- **WHAT YOU NEED TO DO**:
Extract the text of every entry below exactly; leave images out.

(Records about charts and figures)
** Begin **

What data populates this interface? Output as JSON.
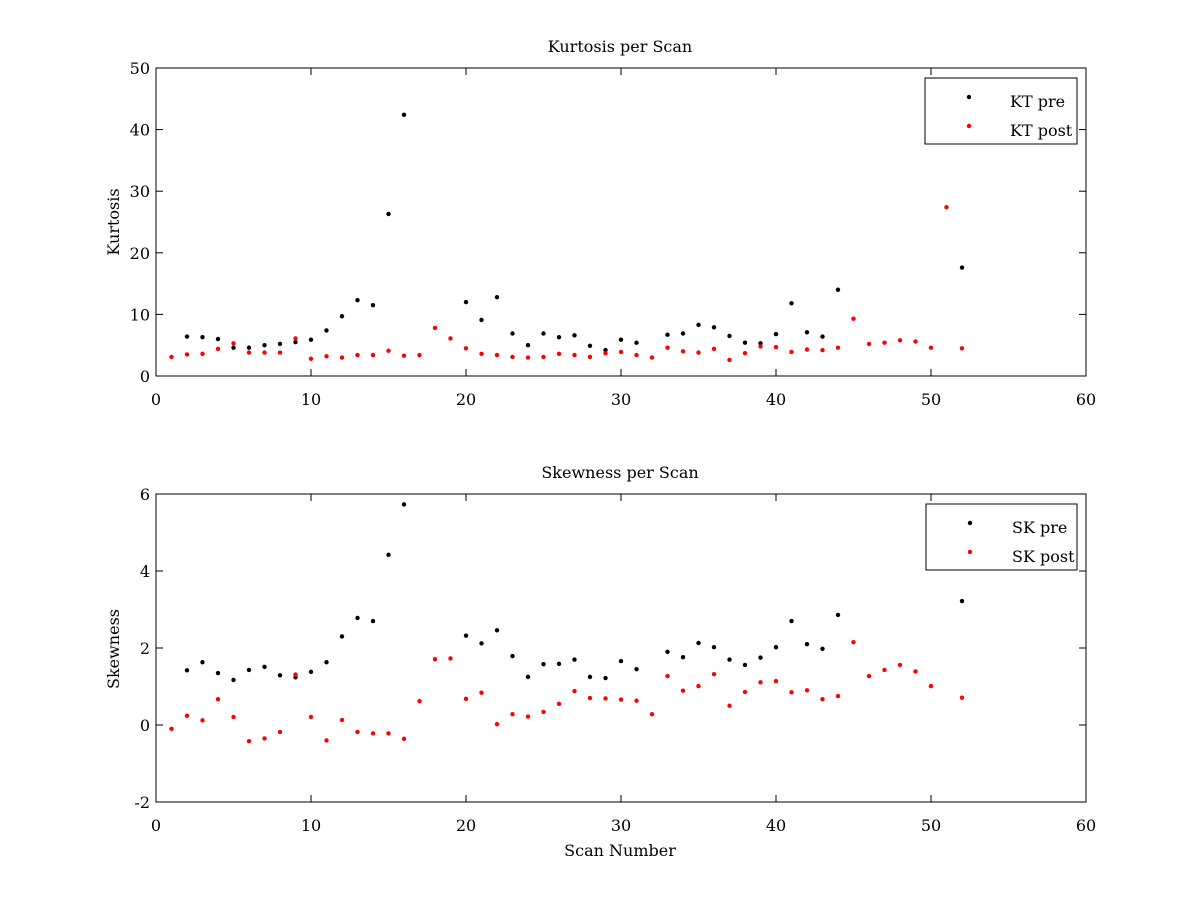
{
  "colors": {
    "pre": "#000000",
    "post": "#ff0000",
    "axis": "#000000",
    "background": "#ffffff"
  },
  "chart_data": [
    {
      "type": "scatter",
      "title": "Kurtosis per Scan",
      "xlabel": "",
      "ylabel": "Kurtosis",
      "xlim": [
        0,
        60
      ],
      "ylim": [
        0,
        50
      ],
      "xticks": [
        0,
        10,
        20,
        30,
        40,
        50,
        60
      ],
      "yticks": [
        0,
        10,
        20,
        30,
        40,
        50
      ],
      "grid": false,
      "legend_position": "top-right",
      "series": [
        {
          "name": "KT pre",
          "color": "#000000",
          "x": [
            2,
            3,
            4,
            5,
            6,
            7,
            8,
            9,
            10,
            11,
            12,
            13,
            14,
            15,
            16,
            20,
            21,
            22,
            23,
            24,
            25,
            26,
            27,
            28,
            29,
            30,
            31,
            33,
            34,
            35,
            36,
            37,
            38,
            39,
            40,
            41,
            42,
            43,
            44,
            52
          ],
          "y": [
            6.4,
            6.3,
            6.0,
            4.6,
            4.6,
            5.0,
            5.2,
            5.5,
            5.9,
            7.4,
            9.7,
            12.3,
            11.5,
            26.3,
            42.4,
            12.0,
            9.1,
            12.8,
            6.9,
            5.0,
            6.9,
            6.3,
            6.6,
            4.9,
            4.2,
            5.9,
            5.4,
            6.7,
            6.9,
            8.3,
            7.9,
            6.5,
            5.4,
            5.3,
            6.8,
            11.8,
            7.1,
            6.4,
            14.0,
            17.6
          ]
        },
        {
          "name": "KT post",
          "color": "#ff0000",
          "x": [
            1,
            2,
            3,
            4,
            5,
            6,
            7,
            8,
            9,
            10,
            11,
            12,
            13,
            14,
            15,
            16,
            17,
            18,
            19,
            20,
            21,
            22,
            23,
            24,
            25,
            26,
            27,
            28,
            29,
            30,
            31,
            32,
            33,
            34,
            35,
            36,
            37,
            38,
            39,
            40,
            41,
            42,
            43,
            44,
            45,
            46,
            47,
            48,
            49,
            50,
            51,
            52
          ],
          "y": [
            3.1,
            3.5,
            3.6,
            4.4,
            5.3,
            3.8,
            3.8,
            3.8,
            6.1,
            2.8,
            3.2,
            3.0,
            3.4,
            3.4,
            4.1,
            3.3,
            3.4,
            7.8,
            6.1,
            4.5,
            3.6,
            3.4,
            3.1,
            3.0,
            3.1,
            3.6,
            3.4,
            3.1,
            3.7,
            3.9,
            3.4,
            3.0,
            4.6,
            4.0,
            3.8,
            4.4,
            2.6,
            3.7,
            4.8,
            4.7,
            3.9,
            4.3,
            4.2,
            4.6,
            9.3,
            5.2,
            5.4,
            5.8,
            5.6,
            4.6,
            27.4,
            4.5
          ]
        }
      ]
    },
    {
      "type": "scatter",
      "title": "Skewness per Scan",
      "xlabel": "Scan Number",
      "ylabel": "Skewness",
      "xlim": [
        0,
        60
      ],
      "ylim": [
        -2,
        6
      ],
      "xticks": [
        0,
        10,
        20,
        30,
        40,
        50,
        60
      ],
      "yticks": [
        -2,
        0,
        2,
        4,
        6
      ],
      "grid": false,
      "legend_position": "top-right",
      "series": [
        {
          "name": "SK pre",
          "color": "#000000",
          "x": [
            2,
            3,
            4,
            5,
            6,
            7,
            8,
            9,
            10,
            11,
            12,
            13,
            14,
            15,
            16,
            20,
            21,
            22,
            23,
            24,
            25,
            26,
            27,
            28,
            29,
            30,
            31,
            33,
            34,
            35,
            36,
            37,
            38,
            39,
            40,
            41,
            42,
            43,
            44,
            52
          ],
          "y": [
            1.42,
            1.63,
            1.35,
            1.17,
            1.43,
            1.51,
            1.29,
            1.24,
            1.38,
            1.63,
            2.3,
            2.78,
            2.7,
            4.42,
            5.73,
            2.32,
            2.12,
            2.46,
            1.79,
            1.25,
            1.58,
            1.59,
            1.7,
            1.25,
            1.22,
            1.66,
            1.45,
            1.9,
            1.76,
            2.13,
            2.02,
            1.7,
            1.56,
            1.75,
            2.02,
            2.7,
            2.1,
            1.98,
            2.86,
            3.22
          ]
        },
        {
          "name": "SK post",
          "color": "#ff0000",
          "x": [
            1,
            2,
            3,
            4,
            5,
            6,
            7,
            8,
            9,
            10,
            11,
            12,
            13,
            14,
            15,
            16,
            17,
            18,
            19,
            20,
            21,
            22,
            23,
            24,
            25,
            26,
            27,
            28,
            29,
            30,
            31,
            32,
            33,
            34,
            35,
            36,
            37,
            38,
            39,
            40,
            41,
            42,
            43,
            44,
            45,
            46,
            47,
            48,
            49,
            50,
            52
          ],
          "y": [
            -0.1,
            0.24,
            0.12,
            0.67,
            0.21,
            -0.42,
            -0.35,
            -0.18,
            1.31,
            0.21,
            -0.4,
            0.13,
            -0.18,
            -0.22,
            -0.22,
            -0.36,
            0.62,
            1.71,
            1.73,
            0.68,
            0.84,
            0.02,
            0.28,
            0.22,
            0.34,
            0.55,
            0.88,
            0.7,
            0.69,
            0.66,
            0.63,
            0.28,
            1.27,
            0.89,
            1.01,
            1.32,
            0.5,
            0.86,
            1.11,
            1.14,
            0.85,
            0.9,
            0.67,
            0.75,
            2.15,
            1.27,
            1.43,
            1.56,
            1.39,
            1.01,
            0.71
          ]
        }
      ]
    }
  ]
}
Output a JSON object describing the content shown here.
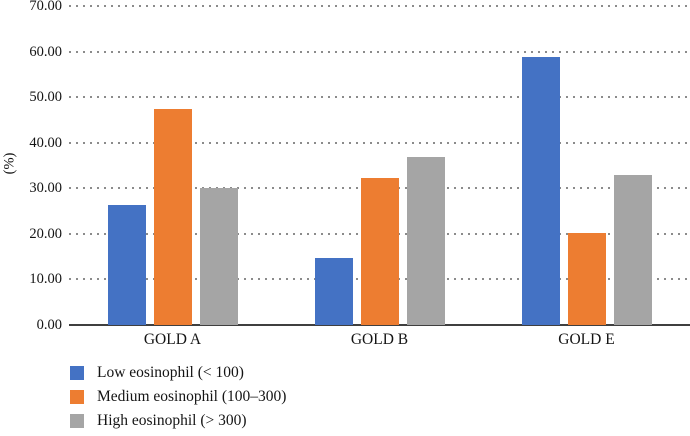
{
  "figure": {
    "background": "#ffffff",
    "axis_color": "#3f3f3f",
    "gridline_color": "#8b8b8b",
    "text_color": "#141414"
  },
  "chart_data": {
    "type": "bar",
    "title": "",
    "xlabel": "",
    "ylabel": "(%)",
    "categories": [
      "GOLD A",
      "GOLD B",
      "GOLD E"
    ],
    "series": [
      {
        "name": "Low eosinophil (< 100)",
        "color": "#4472C4",
        "values": [
          26.4,
          14.6,
          58.8
        ]
      },
      {
        "name": "Medium eosinophil (100–300)",
        "color": "#ED7D31",
        "values": [
          47.5,
          32.3,
          20.2
        ]
      },
      {
        "name": "High eosinophil (> 300)",
        "color": "#A5A5A5",
        "values": [
          30.1,
          36.9,
          33.0
        ]
      }
    ],
    "ylim": [
      0,
      70
    ],
    "yticks": [
      0,
      10,
      20,
      30,
      40,
      50,
      60,
      70
    ],
    "ytick_labels": [
      "0.00",
      "10.00",
      "20.00",
      "30.00",
      "40.00",
      "50.00",
      "60.00",
      "70.00"
    ],
    "grid": "horizontal dotted",
    "legend_position": "bottom-left"
  }
}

** End **

- **WORKED SOLUTION**:
What data populates this interface? Output as JSON.
{
  "colors": {
    "pre": "#000000",
    "post": "#ff0000",
    "axis": "#000000",
    "background": "#ffffff"
  },
  "chart_data": [
    {
      "type": "scatter",
      "title": "Kurtosis per Scan",
      "xlabel": "",
      "ylabel": "Kurtosis",
      "xlim": [
        0,
        60
      ],
      "ylim": [
        0,
        50
      ],
      "xticks": [
        0,
        10,
        20,
        30,
        40,
        50,
        60
      ],
      "yticks": [
        0,
        10,
        20,
        30,
        40,
        50
      ],
      "grid": false,
      "legend_position": "top-right",
      "series": [
        {
          "name": "KT pre",
          "color": "#000000",
          "x": [
            2,
            3,
            4,
            5,
            6,
            7,
            8,
            9,
            10,
            11,
            12,
            13,
            14,
            15,
            16,
            20,
            21,
            22,
            23,
            24,
            25,
            26,
            27,
            28,
            29,
            30,
            31,
            33,
            34,
            35,
            36,
            37,
            38,
            39,
            40,
            41,
            42,
            43,
            44,
            52
          ],
          "y": [
            6.4,
            6.3,
            6.0,
            4.6,
            4.6,
            5.0,
            5.2,
            5.5,
            5.9,
            7.4,
            9.7,
            12.3,
            11.5,
            26.3,
            42.4,
            12.0,
            9.1,
            12.8,
            6.9,
            5.0,
            6.9,
            6.3,
            6.6,
            4.9,
            4.2,
            5.9,
            5.4,
            6.7,
            6.9,
            8.3,
            7.9,
            6.5,
            5.4,
            5.3,
            6.8,
            11.8,
            7.1,
            6.4,
            14.0,
            17.6
          ]
        },
        {
          "name": "KT post",
          "color": "#ff0000",
          "x": [
            1,
            2,
            3,
            4,
            5,
            6,
            7,
            8,
            9,
            10,
            11,
            12,
            13,
            14,
            15,
            16,
            17,
            18,
            19,
            20,
            21,
            22,
            23,
            24,
            25,
            26,
            27,
            28,
            29,
            30,
            31,
            32,
            33,
            34,
            35,
            36,
            37,
            38,
            39,
            40,
            41,
            42,
            43,
            44,
            45,
            46,
            47,
            48,
            49,
            50,
            51,
            52
          ],
          "y": [
            3.1,
            3.5,
            3.6,
            4.4,
            5.3,
            3.8,
            3.8,
            3.8,
            6.1,
            2.8,
            3.2,
            3.0,
            3.4,
            3.4,
            4.1,
            3.3,
            3.4,
            7.8,
            6.1,
            4.5,
            3.6,
            3.4,
            3.1,
            3.0,
            3.1,
            3.6,
            3.4,
            3.1,
            3.7,
            3.9,
            3.4,
            3.0,
            4.6,
            4.0,
            3.8,
            4.4,
            2.6,
            3.7,
            4.8,
            4.7,
            3.9,
            4.3,
            4.2,
            4.6,
            9.3,
            5.2,
            5.4,
            5.8,
            5.6,
            4.6,
            27.4,
            4.5
          ]
        }
      ]
    },
    {
      "type": "scatter",
      "title": "Skewness per Scan",
      "xlabel": "Scan Number",
      "ylabel": "Skewness",
      "xlim": [
        0,
        60
      ],
      "ylim": [
        -2,
        6
      ],
      "xticks": [
        0,
        10,
        20,
        30,
        40,
        50,
        60
      ],
      "yticks": [
        -2,
        0,
        2,
        4,
        6
      ],
      "grid": false,
      "legend_position": "top-right",
      "series": [
        {
          "name": "SK pre",
          "color": "#000000",
          "x": [
            2,
            3,
            4,
            5,
            6,
            7,
            8,
            9,
            10,
            11,
            12,
            13,
            14,
            15,
            16,
            20,
            21,
            22,
            23,
            24,
            25,
            26,
            27,
            28,
            29,
            30,
            31,
            33,
            34,
            35,
            36,
            37,
            38,
            39,
            40,
            41,
            42,
            43,
            44,
            52
          ],
          "y": [
            1.42,
            1.63,
            1.35,
            1.17,
            1.43,
            1.51,
            1.29,
            1.24,
            1.38,
            1.63,
            2.3,
            2.78,
            2.7,
            4.42,
            5.73,
            2.32,
            2.12,
            2.46,
            1.79,
            1.25,
            1.58,
            1.59,
            1.7,
            1.25,
            1.22,
            1.66,
            1.45,
            1.9,
            1.76,
            2.13,
            2.02,
            1.7,
            1.56,
            1.75,
            2.02,
            2.7,
            2.1,
            1.98,
            2.86,
            3.22
          ]
        },
        {
          "name": "SK post",
          "color": "#ff0000",
          "x": [
            1,
            2,
            3,
            4,
            5,
            6,
            7,
            8,
            9,
            10,
            11,
            12,
            13,
            14,
            15,
            16,
            17,
            18,
            19,
            20,
            21,
            22,
            23,
            24,
            25,
            26,
            27,
            28,
            29,
            30,
            31,
            32,
            33,
            34,
            35,
            36,
            37,
            38,
            39,
            40,
            41,
            42,
            43,
            44,
            45,
            46,
            47,
            48,
            49,
            50,
            52
          ],
          "y": [
            -0.1,
            0.24,
            0.12,
            0.67,
            0.21,
            -0.42,
            -0.35,
            -0.18,
            1.31,
            0.21,
            -0.4,
            0.13,
            -0.18,
            -0.22,
            -0.22,
            -0.36,
            0.62,
            1.71,
            1.73,
            0.68,
            0.84,
            0.02,
            0.28,
            0.22,
            0.34,
            0.55,
            0.88,
            0.7,
            0.69,
            0.66,
            0.63,
            0.28,
            1.27,
            0.89,
            1.01,
            1.32,
            0.5,
            0.86,
            1.11,
            1.14,
            0.85,
            0.9,
            0.67,
            0.75,
            2.15,
            1.27,
            1.43,
            1.56,
            1.39,
            1.01,
            0.71
          ]
        }
      ]
    }
  ]
}
Output a JSON object describing the content shown here.
{
  "figure": {
    "background": "#ffffff",
    "axis_color": "#3f3f3f",
    "gridline_color": "#8b8b8b",
    "text_color": "#141414"
  },
  "chart_data": {
    "type": "bar",
    "title": "",
    "xlabel": "",
    "ylabel": "(%)",
    "categories": [
      "GOLD A",
      "GOLD B",
      "GOLD E"
    ],
    "series": [
      {
        "name": "Low eosinophil (< 100)",
        "color": "#4472C4",
        "values": [
          26.4,
          14.6,
          58.8
        ]
      },
      {
        "name": "Medium eosinophil (100–300)",
        "color": "#ED7D31",
        "values": [
          47.5,
          32.3,
          20.2
        ]
      },
      {
        "name": "High eosinophil (> 300)",
        "color": "#A5A5A5",
        "values": [
          30.1,
          36.9,
          33.0
        ]
      }
    ],
    "ylim": [
      0,
      70
    ],
    "yticks": [
      0,
      10,
      20,
      30,
      40,
      50,
      60,
      70
    ],
    "ytick_labels": [
      "0.00",
      "10.00",
      "20.00",
      "30.00",
      "40.00",
      "50.00",
      "60.00",
      "70.00"
    ],
    "grid": "horizontal dotted",
    "legend_position": "bottom-left"
  }
}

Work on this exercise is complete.